→ Reading text:

=-=-=

SIA Sienna Senior Living Inc.

Sienna Senior Living Announces Closing of Common Share Offering for Gross Proceeds of Approximately $144 Million

Sienna Senior Living Announces Closing of Common Share Offering for Gross Proceeds of Approximately $144 Million

NOT FOR DISTRIBUTION TO THE U.S. NEWS WIRE SERVICES OR DISSEMINATION IN THE UNITED STATES

MARKHAM, Ontario, Feb. 27, 2025 (GLOBE NEWSWIRE) -- Sienna Senior Living Inc. (“Sienna” or the “Company”) (TSX:SIA) today announced that it has successfully completed the previously announced bought deal offering (the “Offering”) of common shares of the Company (“Common Shares”) to a syndicate of underwriters led by TD Securities Inc., as sole bookrunner, and including BMO Nesbitt Burns Inc., CIBC World Markets Inc., RBC Dominion Securities Inc., Scotia Capital Inc., National Bank Financial Inc., Desjardins Securities Inc., Canaccord Genuity Corp., Raymond James Ltd., Cormark Securities Inc. and iA Private Wealth Inc. (collectively, the “Underwriters”).

A total of 9,108,000 Common Shares were issued at a price of $15.80 per Common Share for aggregate gross proceeds of $143,906,400. This includes gross proceeds from the full exercise of the over-allotment option granted to the Underwriters to purchase an additional 1,188,000 Common Shares.

The Company intends to use the net proceeds of the Offering (i) to fund the Company’s previously announced acquisitions of Wildpine Residence, a 165-suite retirement residence in the Ottawa suburb of Stittsville, and Cawthra Gardens, a 192-bed Class A long-term care home in Mississauga, Ontario; and (ii) for general corporate purposes, which include financing strategic growth initiatives such as future acquisition opportunities.

Further details of the Offering are described in the Company’s prospectus supplement dated February 24, 2025, filed with the securities regulatory authorities in all of the provinces and territories of Canada under the Company’s short form base shelf prospectus dated November 29, 2024. Copies of the Company’s prospectus supplement and the short form base shelf prospectus are available under the Company’s profile on SEDAR+ at .

The securities offered pursuant to the Offering have not and will not be registered under the U.S. Securities Act of 1933, as amended, and may not be offered or sold in the United States absent registration or an applicable exemption from the registration requirements of such Act. This news release shall not constitute an offer to sell or the solicitation of an offer to buy the securities in any jurisdiction.

ABOUT SIENNA SENIOR LIVING

Sienna Senior Living Inc. (TSX:SIA) offers a full range of senior living options, including independent living, assisted living and memory care under its Aspira retirement brand, long-term care, and specialized programs and services. Sienna’s approximately 13,500 employees are passionate about cultivating happiness in daily life. For more information, please visit .

=-=-=

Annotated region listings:

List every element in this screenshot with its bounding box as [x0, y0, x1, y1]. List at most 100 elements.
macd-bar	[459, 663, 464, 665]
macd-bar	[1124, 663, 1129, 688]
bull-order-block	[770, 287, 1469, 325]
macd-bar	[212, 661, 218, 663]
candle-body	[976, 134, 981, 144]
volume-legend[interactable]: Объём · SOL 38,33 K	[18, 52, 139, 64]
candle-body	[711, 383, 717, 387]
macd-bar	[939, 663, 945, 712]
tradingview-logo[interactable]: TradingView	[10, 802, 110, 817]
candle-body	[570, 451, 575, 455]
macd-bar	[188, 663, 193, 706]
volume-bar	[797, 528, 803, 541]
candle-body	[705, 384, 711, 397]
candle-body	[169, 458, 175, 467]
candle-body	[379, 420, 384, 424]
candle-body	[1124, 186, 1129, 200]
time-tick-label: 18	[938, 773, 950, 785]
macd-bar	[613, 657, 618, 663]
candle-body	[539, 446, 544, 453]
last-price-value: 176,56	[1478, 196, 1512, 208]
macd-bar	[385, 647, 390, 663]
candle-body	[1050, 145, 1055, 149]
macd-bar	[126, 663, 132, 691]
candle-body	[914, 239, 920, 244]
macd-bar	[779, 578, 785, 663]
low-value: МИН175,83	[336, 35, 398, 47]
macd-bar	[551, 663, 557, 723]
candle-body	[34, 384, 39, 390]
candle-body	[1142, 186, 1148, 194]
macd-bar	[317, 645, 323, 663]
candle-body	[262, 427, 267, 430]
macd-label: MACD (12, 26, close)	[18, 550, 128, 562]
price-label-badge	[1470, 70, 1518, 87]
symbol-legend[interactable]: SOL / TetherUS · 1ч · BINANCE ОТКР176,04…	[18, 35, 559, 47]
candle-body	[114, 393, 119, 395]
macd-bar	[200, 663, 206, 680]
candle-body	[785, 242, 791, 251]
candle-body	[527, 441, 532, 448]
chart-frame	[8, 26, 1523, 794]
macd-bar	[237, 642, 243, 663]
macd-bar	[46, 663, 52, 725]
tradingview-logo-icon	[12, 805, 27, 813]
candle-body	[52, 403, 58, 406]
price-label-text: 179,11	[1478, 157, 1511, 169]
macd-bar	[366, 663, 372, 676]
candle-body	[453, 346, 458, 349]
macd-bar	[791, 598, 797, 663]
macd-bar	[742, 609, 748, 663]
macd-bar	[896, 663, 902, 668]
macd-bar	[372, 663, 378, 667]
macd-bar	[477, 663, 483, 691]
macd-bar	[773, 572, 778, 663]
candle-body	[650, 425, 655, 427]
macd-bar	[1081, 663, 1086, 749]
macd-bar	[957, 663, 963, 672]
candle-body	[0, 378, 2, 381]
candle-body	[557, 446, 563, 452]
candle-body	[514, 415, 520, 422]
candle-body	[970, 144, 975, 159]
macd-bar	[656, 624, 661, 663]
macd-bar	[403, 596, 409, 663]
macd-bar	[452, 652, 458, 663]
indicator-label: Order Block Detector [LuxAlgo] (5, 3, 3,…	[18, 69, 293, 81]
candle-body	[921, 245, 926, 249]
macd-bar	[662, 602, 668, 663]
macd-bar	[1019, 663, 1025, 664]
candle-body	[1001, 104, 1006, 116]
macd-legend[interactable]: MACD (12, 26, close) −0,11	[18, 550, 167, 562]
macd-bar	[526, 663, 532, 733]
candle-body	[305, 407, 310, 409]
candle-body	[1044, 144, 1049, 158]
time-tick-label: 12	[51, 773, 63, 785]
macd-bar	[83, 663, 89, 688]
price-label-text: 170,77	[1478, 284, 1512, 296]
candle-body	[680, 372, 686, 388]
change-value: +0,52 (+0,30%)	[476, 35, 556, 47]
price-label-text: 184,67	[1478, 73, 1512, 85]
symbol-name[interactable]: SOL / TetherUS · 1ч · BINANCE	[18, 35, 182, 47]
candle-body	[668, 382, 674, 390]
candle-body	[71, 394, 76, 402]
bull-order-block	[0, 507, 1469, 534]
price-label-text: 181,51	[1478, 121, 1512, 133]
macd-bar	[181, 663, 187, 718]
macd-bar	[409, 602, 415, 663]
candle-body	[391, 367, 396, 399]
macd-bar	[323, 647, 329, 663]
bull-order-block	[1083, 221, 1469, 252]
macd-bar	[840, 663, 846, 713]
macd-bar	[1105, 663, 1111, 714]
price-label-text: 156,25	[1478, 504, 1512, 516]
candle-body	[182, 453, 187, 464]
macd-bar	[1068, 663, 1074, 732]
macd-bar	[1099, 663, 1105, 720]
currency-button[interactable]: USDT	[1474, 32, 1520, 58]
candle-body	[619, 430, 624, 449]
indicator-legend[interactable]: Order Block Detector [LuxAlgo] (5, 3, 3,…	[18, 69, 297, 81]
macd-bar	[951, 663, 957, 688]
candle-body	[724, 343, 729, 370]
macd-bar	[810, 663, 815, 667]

=-=-=

→ What you need to do: Edit the Sienna share offering announcement, starting at the words "The securities offered" and ending after "please visit .", and replace "daily life" with "everyday life".

→ Correct response:
The securities offered pursuant to the Offering have not and will not be registered under the U.S. Securities Act of 1933, as amended, and may not be offered or sold in the United States absent registration or an applicable exemption from the registration requirements of such Act. This news release shall not constitute an offer to sell or the solicitation of an offer to buy the securities in any jurisdiction.

ABOUT SIENNA SENIOR LIVING

Sienna Senior Living Inc. (TSX:SIA) offers a full range of senior living options, including independent living, assisted living and memory care under its Aspira retirement brand, long-term care, and specialized programs and services. Sienna’s approximately 13,500 employees are passionate about cultivating happiness in everyday life. For more information, please visit .